● **WHAT YOU NEED TO DO**
How many lines in the entries below contain "name"? Answer with the number only.
——
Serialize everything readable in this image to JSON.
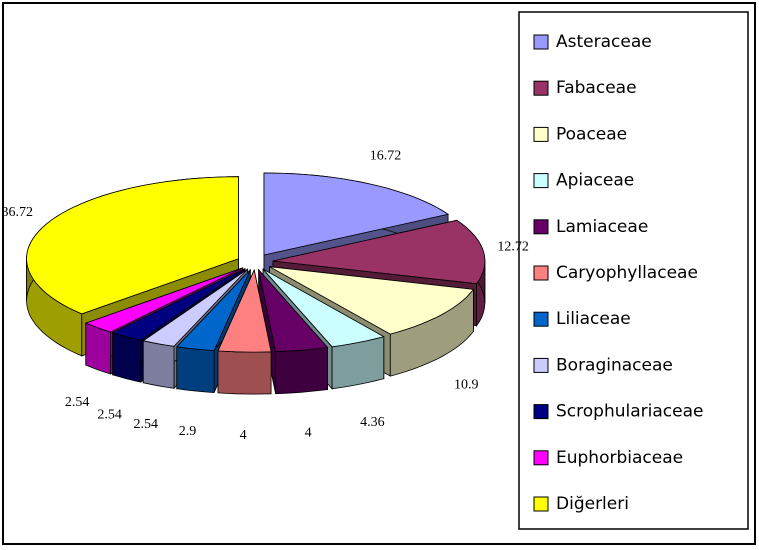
{
  "chart_data": {
    "type": "pie",
    "three_d": true,
    "exploded": true,
    "categories": [
      "Asteraceae",
      "Fabaceae",
      "Poaceae",
      "Apiaceae",
      "Lamiaceae",
      "Caryophyllaceae",
      "Liliaceae",
      "Boraginaceae",
      "Scrophulariaceae",
      "Euphorbiaceae",
      "Diğerleri"
    ],
    "values": [
      16.72,
      12.72,
      10.9,
      4.36,
      4,
      4,
      2.9,
      2.54,
      2.54,
      2.54,
      36.72
    ],
    "colors": [
      "#9999ff",
      "#993366",
      "#ffffcc",
      "#ccffff",
      "#660066",
      "#ff8080",
      "#0066cc",
      "#ccccff",
      "#000080",
      "#ff00ff",
      "#ffff00"
    ],
    "legend": "right"
  }
}
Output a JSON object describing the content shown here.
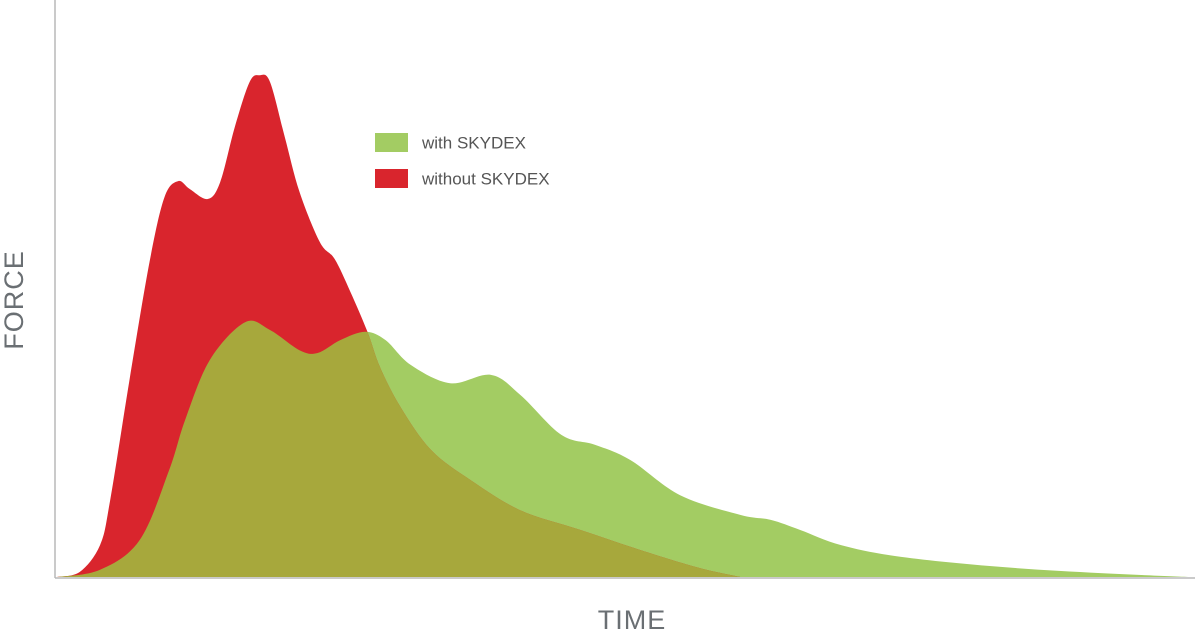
{
  "chart_data": {
    "type": "area",
    "x_label": "TIME",
    "y_label": "FORCE",
    "xlim": [
      0,
      100
    ],
    "ylim": [
      0,
      100
    ],
    "overlap_color": "#a7a83c",
    "series": [
      {
        "name": "with SKYDEX",
        "color": "#a3cc63",
        "x": [
          0,
          3.8,
          7.3,
          9.9,
          11.3,
          13.5,
          16.6,
          18.8,
          21.4,
          23.0,
          25.0,
          27.2,
          29.0,
          31.2,
          34.7,
          38.3,
          40.9,
          44.5,
          47.5,
          50.6,
          55.0,
          60.3,
          63.0,
          65.6,
          69.2,
          74.5,
          83.3,
          92.1,
          100
        ],
        "values": [
          0,
          1.3,
          6.6,
          19.1,
          28.0,
          38.8,
          45.5,
          44.1,
          40.5,
          40.0,
          42.3,
          43.8,
          42.3,
          37.9,
          34.6,
          36.1,
          32.5,
          25.4,
          23.6,
          20.9,
          14.6,
          11.1,
          10.2,
          8.4,
          5.7,
          3.6,
          1.8,
          0.7,
          0
        ]
      },
      {
        "name": "without SKYDEX",
        "color": "#d9252d",
        "x": [
          0,
          2.0,
          3.8,
          4.7,
          6.4,
          8.2,
          9.5,
          10.7,
          11.7,
          13.3,
          14.4,
          15.7,
          17.0,
          17.9,
          18.8,
          20.1,
          21.4,
          23.2,
          24.5,
          25.9,
          27.4,
          28.5,
          30.3,
          33.0,
          36.5,
          40.9,
          46.2,
          51.5,
          56.7,
          60.3
        ],
        "values": [
          0,
          0.9,
          5.7,
          13.8,
          35.2,
          56.6,
          67.9,
          70.7,
          69.3,
          67.5,
          70.5,
          80.4,
          88.4,
          89.6,
          88.4,
          78.6,
          68.8,
          59.8,
          56.8,
          50.9,
          43.8,
          37.5,
          30.4,
          22.7,
          17.3,
          11.9,
          8.4,
          4.8,
          1.6,
          0
        ]
      }
    ]
  }
}
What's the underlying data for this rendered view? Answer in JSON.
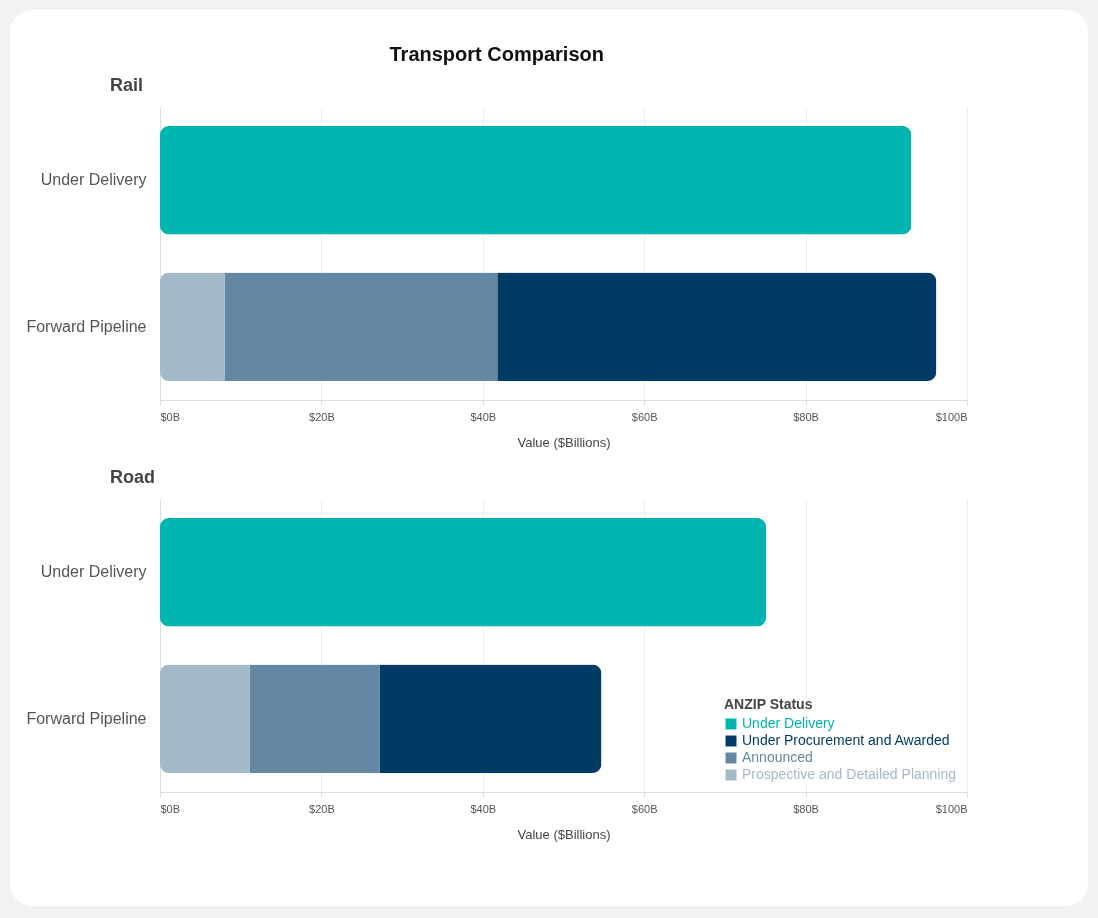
{
  "chart_data": [
    {
      "type": "bar",
      "title": "Transport Comparison",
      "subtitle": "Rail",
      "orientation": "horizontal",
      "stacked": true,
      "categories": [
        "Under Delivery",
        "Forward Pipeline"
      ],
      "xlabel": "Value ($Billions)",
      "xlim": [
        0,
        100
      ],
      "xticks": [
        {
          "value": 0,
          "label": "$0B"
        },
        {
          "value": 20,
          "label": "$20B"
        },
        {
          "value": 40,
          "label": "$40B"
        },
        {
          "value": 60,
          "label": "$60B"
        },
        {
          "value": 80,
          "label": "$80B"
        },
        {
          "value": 100,
          "label": "$100B"
        }
      ],
      "grid": "x",
      "series": [
        {
          "color": "#00b5b0",
          "values": [
            93.1,
            null
          ]
        },
        {
          "color": "#003b66",
          "values": [
            null,
            54.4
          ]
        },
        {
          "color": "#6488a3",
          "values": [
            null,
            33.8
          ]
        },
        {
          "color": "#a3b9c7",
          "values": [
            null,
            8.0
          ]
        }
      ]
    },
    {
      "type": "bar",
      "title": "Road",
      "orientation": "horizontal",
      "stacked": true,
      "categories": [
        "Under Delivery",
        "Forward Pipeline"
      ],
      "xlabel": "Value ($Billions)",
      "xlim": [
        0,
        100
      ],
      "xticks": [
        {
          "value": 0,
          "label": "$0B"
        },
        {
          "value": 20,
          "label": "$20B"
        },
        {
          "value": 40,
          "label": "$40B"
        },
        {
          "value": 60,
          "label": "$60B"
        },
        {
          "value": 80,
          "label": "$80B"
        },
        {
          "value": 100,
          "label": "$100B"
        }
      ],
      "grid": "x",
      "legend": "bottom right",
      "legend_title": "ANZIP Status",
      "series": [
        {
          "name": "Under Delivery",
          "color": "#00b5b0",
          "values": [
            75.1,
            null
          ]
        },
        {
          "name": "Under Procurement and Awarded",
          "color": "#003b66",
          "values": [
            null,
            27.5
          ]
        },
        {
          "name": "Announced",
          "color": "#6488a3",
          "values": [
            null,
            16.1
          ]
        },
        {
          "name": "Prospective and Detailed Planning",
          "color": "#a3b9c7",
          "values": [
            null,
            11.1
          ]
        }
      ]
    }
  ]
}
——
● **SOLVED EXERCISE**
6